- **Work required**
Please output the lines shown below exactly as they appear.

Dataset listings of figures
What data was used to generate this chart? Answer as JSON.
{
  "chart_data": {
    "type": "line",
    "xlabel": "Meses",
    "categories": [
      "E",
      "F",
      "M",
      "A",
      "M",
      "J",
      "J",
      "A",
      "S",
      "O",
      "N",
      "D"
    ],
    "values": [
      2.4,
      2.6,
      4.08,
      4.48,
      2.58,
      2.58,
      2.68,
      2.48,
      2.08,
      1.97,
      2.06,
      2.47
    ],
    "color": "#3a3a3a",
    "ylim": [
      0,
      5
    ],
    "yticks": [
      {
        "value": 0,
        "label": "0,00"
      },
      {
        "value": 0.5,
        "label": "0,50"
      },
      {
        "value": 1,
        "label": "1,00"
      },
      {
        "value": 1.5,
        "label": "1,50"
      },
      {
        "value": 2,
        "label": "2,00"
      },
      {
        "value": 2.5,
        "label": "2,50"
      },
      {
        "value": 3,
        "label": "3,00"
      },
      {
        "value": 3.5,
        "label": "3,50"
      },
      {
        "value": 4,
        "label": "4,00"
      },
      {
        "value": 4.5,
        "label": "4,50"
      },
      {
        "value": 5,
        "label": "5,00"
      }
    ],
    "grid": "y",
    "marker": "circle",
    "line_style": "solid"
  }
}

- **Expected answer**
What data was used to generate this chart? Answer as JSON.
{
  "chart_data": {
    "type": "line",
    "xlabel": "Meses",
    "categories": [
      "E",
      "F",
      "M",
      "A",
      "M",
      "J",
      "J",
      "A",
      "S",
      "O",
      "N",
      "D"
    ],
    "values": [
      2.4,
      2.6,
      4.08,
      4.48,
      2.58,
      2.58,
      2.68,
      2.48,
      2.08,
      1.97,
      2.06,
      2.47
    ],
    "color": "#3a3a3a",
    "ylim": [
      0,
      5
    ],
    "yticks": [
      {
        "value": 0,
        "label": "0,00"
      },
      {
        "value": 0.5,
        "label": "0,50"
      },
      {
        "value": 1,
        "label": "1,00"
      },
      {
        "value": 1.5,
        "label": "1,50"
      },
      {
        "value": 2,
        "label": "2,00"
      },
      {
        "value": 2.5,
        "label": "2,50"
      },
      {
        "value": 3,
        "label": "3,00"
      },
      {
        "value": 3.5,
        "label": "3,50"
      },
      {
        "value": 4,
        "label": "4,00"
      },
      {
        "value": 4.5,
        "label": "4,50"
      },
      {
        "value": 5,
        "label": "5,00"
      }
    ],
    "grid": "y",
    "marker": "circle",
    "line_style": "solid"
  }
}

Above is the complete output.